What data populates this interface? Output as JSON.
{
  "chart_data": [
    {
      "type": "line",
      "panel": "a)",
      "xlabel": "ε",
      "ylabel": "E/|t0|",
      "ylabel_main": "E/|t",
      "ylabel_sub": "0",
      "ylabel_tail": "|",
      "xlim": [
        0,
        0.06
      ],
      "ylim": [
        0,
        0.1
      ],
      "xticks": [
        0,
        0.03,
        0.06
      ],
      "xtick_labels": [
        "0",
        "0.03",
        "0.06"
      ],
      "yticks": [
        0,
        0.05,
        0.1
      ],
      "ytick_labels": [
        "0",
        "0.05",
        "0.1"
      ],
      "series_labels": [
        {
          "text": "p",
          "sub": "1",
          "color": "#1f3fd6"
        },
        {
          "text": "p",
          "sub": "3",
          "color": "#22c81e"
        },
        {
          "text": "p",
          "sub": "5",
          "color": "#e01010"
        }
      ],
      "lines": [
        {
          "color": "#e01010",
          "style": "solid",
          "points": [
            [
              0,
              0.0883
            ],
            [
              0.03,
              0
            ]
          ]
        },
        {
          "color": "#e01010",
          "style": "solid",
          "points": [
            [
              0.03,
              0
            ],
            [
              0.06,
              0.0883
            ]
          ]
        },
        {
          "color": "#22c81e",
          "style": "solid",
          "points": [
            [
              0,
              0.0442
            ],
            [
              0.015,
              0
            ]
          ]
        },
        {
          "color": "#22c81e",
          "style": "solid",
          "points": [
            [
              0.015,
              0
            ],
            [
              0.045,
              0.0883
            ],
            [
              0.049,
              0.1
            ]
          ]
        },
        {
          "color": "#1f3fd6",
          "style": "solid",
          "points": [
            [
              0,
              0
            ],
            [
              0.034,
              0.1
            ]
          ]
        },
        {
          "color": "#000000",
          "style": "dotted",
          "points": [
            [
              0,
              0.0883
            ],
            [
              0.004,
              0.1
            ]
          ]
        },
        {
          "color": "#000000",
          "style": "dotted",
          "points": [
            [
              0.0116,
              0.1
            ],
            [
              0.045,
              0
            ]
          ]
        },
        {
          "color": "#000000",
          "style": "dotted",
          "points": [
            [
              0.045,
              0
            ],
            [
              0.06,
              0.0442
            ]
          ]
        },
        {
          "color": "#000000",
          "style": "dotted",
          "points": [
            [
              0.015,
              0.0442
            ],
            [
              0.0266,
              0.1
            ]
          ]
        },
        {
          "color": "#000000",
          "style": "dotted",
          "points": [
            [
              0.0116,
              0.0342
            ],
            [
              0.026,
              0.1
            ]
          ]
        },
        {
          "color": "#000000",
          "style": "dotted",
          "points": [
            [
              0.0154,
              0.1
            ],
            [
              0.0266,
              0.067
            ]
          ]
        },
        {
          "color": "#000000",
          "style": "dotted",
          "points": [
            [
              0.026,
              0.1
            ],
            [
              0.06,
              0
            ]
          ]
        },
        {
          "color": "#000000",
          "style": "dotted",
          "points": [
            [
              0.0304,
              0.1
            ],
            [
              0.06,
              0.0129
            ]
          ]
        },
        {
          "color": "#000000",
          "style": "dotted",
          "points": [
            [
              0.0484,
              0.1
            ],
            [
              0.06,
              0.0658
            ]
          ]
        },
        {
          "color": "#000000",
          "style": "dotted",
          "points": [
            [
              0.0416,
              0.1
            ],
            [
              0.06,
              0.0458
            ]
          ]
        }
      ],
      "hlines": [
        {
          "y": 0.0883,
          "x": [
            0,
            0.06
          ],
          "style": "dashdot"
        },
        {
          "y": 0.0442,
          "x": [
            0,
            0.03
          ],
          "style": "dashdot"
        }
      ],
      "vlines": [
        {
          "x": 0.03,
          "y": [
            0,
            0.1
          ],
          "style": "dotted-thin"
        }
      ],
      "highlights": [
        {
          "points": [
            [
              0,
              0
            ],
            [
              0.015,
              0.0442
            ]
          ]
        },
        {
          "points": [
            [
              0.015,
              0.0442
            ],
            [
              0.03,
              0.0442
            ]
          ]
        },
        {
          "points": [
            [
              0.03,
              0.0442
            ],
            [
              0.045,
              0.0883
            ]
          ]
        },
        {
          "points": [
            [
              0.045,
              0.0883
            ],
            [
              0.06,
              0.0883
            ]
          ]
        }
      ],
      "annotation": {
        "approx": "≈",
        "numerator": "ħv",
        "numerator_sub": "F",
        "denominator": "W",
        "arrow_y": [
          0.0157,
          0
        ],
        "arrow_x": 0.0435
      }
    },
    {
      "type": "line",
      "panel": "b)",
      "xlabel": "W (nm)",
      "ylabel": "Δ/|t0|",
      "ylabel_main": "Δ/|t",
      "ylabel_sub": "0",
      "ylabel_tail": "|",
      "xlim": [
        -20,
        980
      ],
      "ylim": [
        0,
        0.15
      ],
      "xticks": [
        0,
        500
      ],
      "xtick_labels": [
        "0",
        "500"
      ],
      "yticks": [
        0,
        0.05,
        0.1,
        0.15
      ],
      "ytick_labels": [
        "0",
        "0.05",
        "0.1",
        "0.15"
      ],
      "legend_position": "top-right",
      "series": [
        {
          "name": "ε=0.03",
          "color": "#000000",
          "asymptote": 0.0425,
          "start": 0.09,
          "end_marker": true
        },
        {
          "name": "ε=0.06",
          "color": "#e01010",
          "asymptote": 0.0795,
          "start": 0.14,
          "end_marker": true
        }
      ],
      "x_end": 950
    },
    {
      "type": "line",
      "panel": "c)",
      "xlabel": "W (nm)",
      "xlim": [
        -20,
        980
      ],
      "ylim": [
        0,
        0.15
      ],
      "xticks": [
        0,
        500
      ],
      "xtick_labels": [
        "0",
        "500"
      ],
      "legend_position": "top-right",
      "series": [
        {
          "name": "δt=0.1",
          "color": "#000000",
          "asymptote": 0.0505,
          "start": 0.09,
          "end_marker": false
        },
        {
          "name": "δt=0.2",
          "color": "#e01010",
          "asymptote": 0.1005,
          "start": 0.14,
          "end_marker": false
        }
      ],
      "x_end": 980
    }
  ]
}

==*==

### Task directions:
Search the lines for the string "name" and copy every line that has it.

### Result for this exercise:
          "name": "ε=0.03",
          "name": "ε=0.06",
          "name": "δt=0.1",
          "name": "δt=0.2",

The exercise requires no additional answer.